» Aim of the exercise
Print the data exactly as it is given, please.

(Stored data entries)

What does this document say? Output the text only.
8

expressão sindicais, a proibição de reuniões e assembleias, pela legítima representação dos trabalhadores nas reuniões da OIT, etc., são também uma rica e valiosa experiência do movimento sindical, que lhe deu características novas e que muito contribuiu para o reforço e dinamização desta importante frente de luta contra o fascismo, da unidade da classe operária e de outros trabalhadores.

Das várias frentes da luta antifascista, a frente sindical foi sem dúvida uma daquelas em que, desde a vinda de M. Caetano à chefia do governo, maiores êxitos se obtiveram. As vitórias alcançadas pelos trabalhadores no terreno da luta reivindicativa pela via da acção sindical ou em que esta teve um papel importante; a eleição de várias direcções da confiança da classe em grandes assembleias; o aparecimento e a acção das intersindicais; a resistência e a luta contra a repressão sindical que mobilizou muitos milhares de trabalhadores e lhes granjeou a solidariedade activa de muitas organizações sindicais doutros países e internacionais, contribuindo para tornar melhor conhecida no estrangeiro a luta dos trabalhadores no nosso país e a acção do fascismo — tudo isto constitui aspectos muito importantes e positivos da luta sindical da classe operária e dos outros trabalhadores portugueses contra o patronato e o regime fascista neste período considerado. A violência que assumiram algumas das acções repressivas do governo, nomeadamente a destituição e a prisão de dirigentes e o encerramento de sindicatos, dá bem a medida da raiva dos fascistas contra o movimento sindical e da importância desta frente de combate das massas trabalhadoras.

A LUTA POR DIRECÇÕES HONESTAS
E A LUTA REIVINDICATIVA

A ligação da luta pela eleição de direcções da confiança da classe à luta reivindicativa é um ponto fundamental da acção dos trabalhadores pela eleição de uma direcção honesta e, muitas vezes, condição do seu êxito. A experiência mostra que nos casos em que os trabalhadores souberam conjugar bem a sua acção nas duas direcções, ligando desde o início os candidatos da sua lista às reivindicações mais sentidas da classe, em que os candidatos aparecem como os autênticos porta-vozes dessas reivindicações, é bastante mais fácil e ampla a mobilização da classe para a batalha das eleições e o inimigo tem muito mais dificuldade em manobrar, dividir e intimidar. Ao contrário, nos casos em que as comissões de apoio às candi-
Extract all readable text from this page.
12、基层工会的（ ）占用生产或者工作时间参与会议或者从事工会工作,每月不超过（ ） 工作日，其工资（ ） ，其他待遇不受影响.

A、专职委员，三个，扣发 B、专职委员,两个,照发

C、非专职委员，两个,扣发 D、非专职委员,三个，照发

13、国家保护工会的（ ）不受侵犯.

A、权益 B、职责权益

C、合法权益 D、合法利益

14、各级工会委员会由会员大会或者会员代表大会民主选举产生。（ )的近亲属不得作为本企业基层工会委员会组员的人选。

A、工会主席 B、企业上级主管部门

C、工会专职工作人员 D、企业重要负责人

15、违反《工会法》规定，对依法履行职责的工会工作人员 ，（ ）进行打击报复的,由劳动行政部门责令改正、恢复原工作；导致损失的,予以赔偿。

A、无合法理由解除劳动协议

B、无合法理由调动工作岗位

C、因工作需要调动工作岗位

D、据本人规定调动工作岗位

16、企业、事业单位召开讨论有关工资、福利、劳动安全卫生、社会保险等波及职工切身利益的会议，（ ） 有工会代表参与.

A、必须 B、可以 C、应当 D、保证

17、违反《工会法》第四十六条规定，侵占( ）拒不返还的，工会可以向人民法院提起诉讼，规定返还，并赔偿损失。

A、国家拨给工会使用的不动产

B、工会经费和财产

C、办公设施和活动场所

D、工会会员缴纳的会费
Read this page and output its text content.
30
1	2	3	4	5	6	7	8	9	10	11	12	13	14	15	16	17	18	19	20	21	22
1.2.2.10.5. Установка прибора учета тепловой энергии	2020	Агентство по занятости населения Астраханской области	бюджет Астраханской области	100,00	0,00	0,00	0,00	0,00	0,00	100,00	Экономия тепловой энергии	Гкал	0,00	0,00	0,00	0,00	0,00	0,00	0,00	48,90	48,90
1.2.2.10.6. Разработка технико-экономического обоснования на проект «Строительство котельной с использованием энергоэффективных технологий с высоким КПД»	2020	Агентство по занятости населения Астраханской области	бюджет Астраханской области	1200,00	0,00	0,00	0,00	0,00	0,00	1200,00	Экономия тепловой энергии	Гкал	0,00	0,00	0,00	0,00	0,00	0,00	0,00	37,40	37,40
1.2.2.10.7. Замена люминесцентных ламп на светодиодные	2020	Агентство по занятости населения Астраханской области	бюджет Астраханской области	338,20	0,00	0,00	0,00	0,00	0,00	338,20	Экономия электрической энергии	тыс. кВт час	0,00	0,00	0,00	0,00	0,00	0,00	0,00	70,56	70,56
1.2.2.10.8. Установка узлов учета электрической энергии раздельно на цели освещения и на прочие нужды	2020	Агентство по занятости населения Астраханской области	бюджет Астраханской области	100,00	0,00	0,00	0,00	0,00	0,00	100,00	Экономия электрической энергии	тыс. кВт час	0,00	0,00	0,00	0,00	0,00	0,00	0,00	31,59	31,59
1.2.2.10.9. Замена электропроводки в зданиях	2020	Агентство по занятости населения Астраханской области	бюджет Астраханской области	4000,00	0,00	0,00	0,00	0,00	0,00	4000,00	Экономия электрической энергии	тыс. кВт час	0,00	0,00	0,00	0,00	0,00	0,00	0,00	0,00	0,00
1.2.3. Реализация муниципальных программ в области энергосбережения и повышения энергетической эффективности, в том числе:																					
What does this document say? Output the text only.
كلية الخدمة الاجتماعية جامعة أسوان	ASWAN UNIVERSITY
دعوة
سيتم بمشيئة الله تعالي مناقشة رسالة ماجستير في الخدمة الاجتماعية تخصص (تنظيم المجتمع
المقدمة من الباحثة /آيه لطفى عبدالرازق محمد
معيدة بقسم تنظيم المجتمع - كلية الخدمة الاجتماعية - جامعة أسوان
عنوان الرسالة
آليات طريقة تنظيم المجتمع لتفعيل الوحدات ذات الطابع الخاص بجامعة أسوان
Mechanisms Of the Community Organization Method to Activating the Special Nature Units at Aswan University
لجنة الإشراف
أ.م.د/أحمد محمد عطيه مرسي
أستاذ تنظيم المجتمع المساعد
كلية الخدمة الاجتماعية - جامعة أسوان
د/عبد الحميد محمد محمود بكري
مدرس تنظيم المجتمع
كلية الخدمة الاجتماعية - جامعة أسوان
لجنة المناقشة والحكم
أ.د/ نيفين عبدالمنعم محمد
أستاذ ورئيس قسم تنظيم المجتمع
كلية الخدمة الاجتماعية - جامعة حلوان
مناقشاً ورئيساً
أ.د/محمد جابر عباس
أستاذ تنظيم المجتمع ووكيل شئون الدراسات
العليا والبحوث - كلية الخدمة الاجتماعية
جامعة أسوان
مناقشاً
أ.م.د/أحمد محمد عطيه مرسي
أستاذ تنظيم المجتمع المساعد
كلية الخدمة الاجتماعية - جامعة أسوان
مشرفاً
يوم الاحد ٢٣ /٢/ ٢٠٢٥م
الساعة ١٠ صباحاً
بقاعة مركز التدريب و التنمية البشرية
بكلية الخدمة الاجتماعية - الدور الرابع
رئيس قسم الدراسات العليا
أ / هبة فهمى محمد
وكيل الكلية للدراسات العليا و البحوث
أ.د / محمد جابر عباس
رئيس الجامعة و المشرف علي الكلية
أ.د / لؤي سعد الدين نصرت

» Written solution
What does this document say? Output the text only.
8

expressão sindicais, a proibição de reuniões e assembleias, pela legítima representação dos trabalhadores nas reuniões da OIT, etc., são também uma rica e valiosa experiência do movimento sindical, que lhe deu características novas e que muito contribuiu para o reforço e dinamização desta importante frente de luta contra o fascismo, da unidade da classe operária e de outros trabalhadores.

Das várias frentes da luta antifascista, a frente sindical foi sem dúvida uma daquelas em que, desde a vinda de M. Caetano à chefia do governo, maiores êxitos se obtiveram. As vitórias alcançadas pelos trabalhadores no terreno da luta reivindicativa pela via da acção sindical ou em que esta teve um papel importante; a eleição de várias direcções da confiança da classe em grandes assembleias; o aparecimento e a acção das intersindicais; a resistência e a luta contra a repressão sindical que mobilizou muitos milhares de trabalhadores e lhes granjeou a solidariedade activa de muitas organizações sindicais doutros países e internacionais, contribuindo para tornar melhor conhecida no estrangeiro a luta dos trabalhadores no nosso país e a acção do fascismo — tudo isto constitui aspectos muito importantes e positivos da luta sindical da classe operária e dos outros trabalhadores portugueses contra o patronato e o regime fascista neste período considerado. A violência que assumiram algumas das acções repressivas do governo, nomeadamente a destituição e a prisão de dirigentes e o encerramento de sindicatos, dá bem a medida da raiva dos fascistas contra o movimento sindical e da importância desta frente de combate das massas trabalhadoras.

A LUTA POR DIRECÇÕES HONESTAS
E A LUTA REIVINDICATIVA

A ligação da luta pela eleição de direcções da confiança da classe à luta reivindicativa é um ponto fundamental da acção dos trabalhadores pela eleição de uma direcção honesta e, muitas vezes, condição do seu êxito. A experiência mostra que nos casos em que os trabalhadores souberam conjugar bem a sua acção nas duas direcções, ligando desde o início os candidatos da sua lista às reivindicações mais sentidas da classe, em que os candidatos aparecem como os autênticos porta-vozes dessas reivindicações, é bastante mais fácil e ampla a mobilização da classe para a batalha das eleições e o inimigo tem muito mais dificuldade em manobrar, dividir e intimidar. Ao contrário, nos casos em que as comissões de apoio às candi-
Extract all readable text from this page.
12、基层工会的（ ）占用生产或者工作时间参与会议或者从事工会工作,每月不超过（ ） 工作日，其工资（ ） ，其他待遇不受影响.

A、专职委员，三个，扣发 B、专职委员,两个,照发

C、非专职委员，两个,扣发 D、非专职委员,三个，照发

13、国家保护工会的（ ）不受侵犯.

A、权益 B、职责权益

C、合法权益 D、合法利益

14、各级工会委员会由会员大会或者会员代表大会民主选举产生。（ )的近亲属不得作为本企业基层工会委员会组员的人选。

A、工会主席 B、企业上级主管部门

C、工会专职工作人员 D、企业重要负责人

15、违反《工会法》规定，对依法履行职责的工会工作人员 ，（ ）进行打击报复的,由劳动行政部门责令改正、恢复原工作；导致损失的,予以赔偿。

A、无合法理由解除劳动协议

B、无合法理由调动工作岗位

C、因工作需要调动工作岗位

D、据本人规定调动工作岗位

16、企业、事业单位召开讨论有关工资、福利、劳动安全卫生、社会保险等波及职工切身利益的会议，（ ） 有工会代表参与.

A、必须 B、可以 C、应当 D、保证

17、违反《工会法》第四十六条规定，侵占( ）拒不返还的，工会可以向人民法院提起诉讼，规定返还，并赔偿损失。

A、国家拨给工会使用的不动产

B、工会经费和财产

C、办公设施和活动场所

D、工会会员缴纳的会费
Read this page and output its text content.
30
1	2	3	4	5	6	7	8	9	10	11	12	13	14	15	16	17	18	19	20	21	22
1.2.2.10.5. Установка прибора учета тепловой энергии	2020	Агентство по занятости населения Астраханской области	бюджет Астраханской области	100,00	0,00	0,00	0,00	0,00	0,00	100,00	Экономия тепловой энергии	Гкал	0,00	0,00	0,00	0,00	0,00	0,00	0,00	48,90	48,90
1.2.2.10.6. Разработка технико-экономического обоснования на проект «Строительство котельной с использованием энергоэффективных технологий с высоким КПД»	2020	Агентство по занятости населения Астраханской области	бюджет Астраханской области	1200,00	0,00	0,00	0,00	0,00	0,00	1200,00	Экономия тепловой энергии	Гкал	0,00	0,00	0,00	0,00	0,00	0,00	0,00	37,40	37,40
1.2.2.10.7. Замена люминесцентных ламп на светодиодные	2020	Агентство по занятости населения Астраханской области	бюджет Астраханской области	338,20	0,00	0,00	0,00	0,00	0,00	338,20	Экономия электрической энергии	тыс. кВт час	0,00	0,00	0,00	0,00	0,00	0,00	0,00	70,56	70,56
1.2.2.10.8. Установка узлов учета электрической энергии раздельно на цели освещения и на прочие нужды	2020	Агентство по занятости населения Астраханской области	бюджет Астраханской области	100,00	0,00	0,00	0,00	0,00	0,00	100,00	Экономия электрической энергии	тыс. кВт час	0,00	0,00	0,00	0,00	0,00	0,00	0,00	31,59	31,59
1.2.2.10.9. Замена электропроводки в зданиях	2020	Агентство по занятости населения Астраханской области	бюджет Астраханской области	4000,00	0,00	0,00	0,00	0,00	0,00	4000,00	Экономия электрической энергии	тыс. кВт час	0,00	0,00	0,00	0,00	0,00	0,00	0,00	0,00	0,00
1.2.3. Реализация муниципальных программ в области энергосбережения и повышения энергетической эффективности, в том числе:																					
What does this document say? Output the text only.
كلية الخدمة الاجتماعية جامعة أسوان	ASWAN UNIVERSITY
دعوة
سيتم بمشيئة الله تعالي مناقشة رسالة ماجستير في الخدمة الاجتماعية تخصص (تنظيم المجتمع
المقدمة من الباحثة /آيه لطفى عبدالرازق محمد
معيدة بقسم تنظيم المجتمع - كلية الخدمة الاجتماعية - جامعة أسوان
عنوان الرسالة
آليات طريقة تنظيم المجتمع لتفعيل الوحدات ذات الطابع الخاص بجامعة أسوان
Mechanisms Of the Community Organization Method to Activating the Special Nature Units at Aswan University
لجنة الإشراف
أ.م.د/أحمد محمد عطيه مرسي
أستاذ تنظيم المجتمع المساعد
كلية الخدمة الاجتماعية - جامعة أسوان
د/عبد الحميد محمد محمود بكري
مدرس تنظيم المجتمع
كلية الخدمة الاجتماعية - جامعة أسوان
لجنة المناقشة والحكم
أ.د/ نيفين عبدالمنعم محمد
أستاذ ورئيس قسم تنظيم المجتمع
كلية الخدمة الاجتماعية - جامعة حلوان
مناقشاً ورئيساً
أ.د/محمد جابر عباس
أستاذ تنظيم المجتمع ووكيل شئون الدراسات
العليا والبحوث - كلية الخدمة الاجتماعية
جامعة أسوان
مناقشاً
أ.م.د/أحمد محمد عطيه مرسي
أستاذ تنظيم المجتمع المساعد
كلية الخدمة الاجتماعية - جامعة أسوان
مشرفاً
يوم الاحد ٢٣ /٢/ ٢٠٢٥م
الساعة ١٠ صباحاً
بقاعة مركز التدريب و التنمية البشرية
بكلية الخدمة الاجتماعية - الدور الرابع
رئيس قسم الدراسات العليا
أ / هبة فهمى محمد
وكيل الكلية للدراسات العليا و البحوث
أ.د / محمد جابر عباس
رئيس الجامعة و المشرف علي الكلية
أ.د / لؤي سعد الدين نصرت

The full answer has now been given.